DIRECTIONS ▸
Every line below that contains "Wage" is to be copied.

(Collected data)

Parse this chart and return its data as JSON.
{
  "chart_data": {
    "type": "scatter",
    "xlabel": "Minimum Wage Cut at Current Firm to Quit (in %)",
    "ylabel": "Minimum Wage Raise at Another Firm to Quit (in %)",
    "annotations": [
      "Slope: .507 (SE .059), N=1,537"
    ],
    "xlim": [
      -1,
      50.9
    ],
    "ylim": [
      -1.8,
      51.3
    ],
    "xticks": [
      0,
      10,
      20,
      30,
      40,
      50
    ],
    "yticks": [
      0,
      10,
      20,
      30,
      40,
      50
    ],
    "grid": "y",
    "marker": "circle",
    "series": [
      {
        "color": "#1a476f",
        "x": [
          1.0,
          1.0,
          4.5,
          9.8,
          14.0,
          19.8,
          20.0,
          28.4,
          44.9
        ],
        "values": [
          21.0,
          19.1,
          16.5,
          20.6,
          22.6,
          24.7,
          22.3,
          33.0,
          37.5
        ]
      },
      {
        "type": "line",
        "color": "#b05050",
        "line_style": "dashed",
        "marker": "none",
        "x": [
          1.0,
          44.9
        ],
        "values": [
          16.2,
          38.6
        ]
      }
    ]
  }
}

RESULT ▸
    "xlabel": "Minimum Wage Cut at Current Firm to Quit (in %)",
    "ylabel": "Minimum Wage Raise at Another Firm to Quit (in %)",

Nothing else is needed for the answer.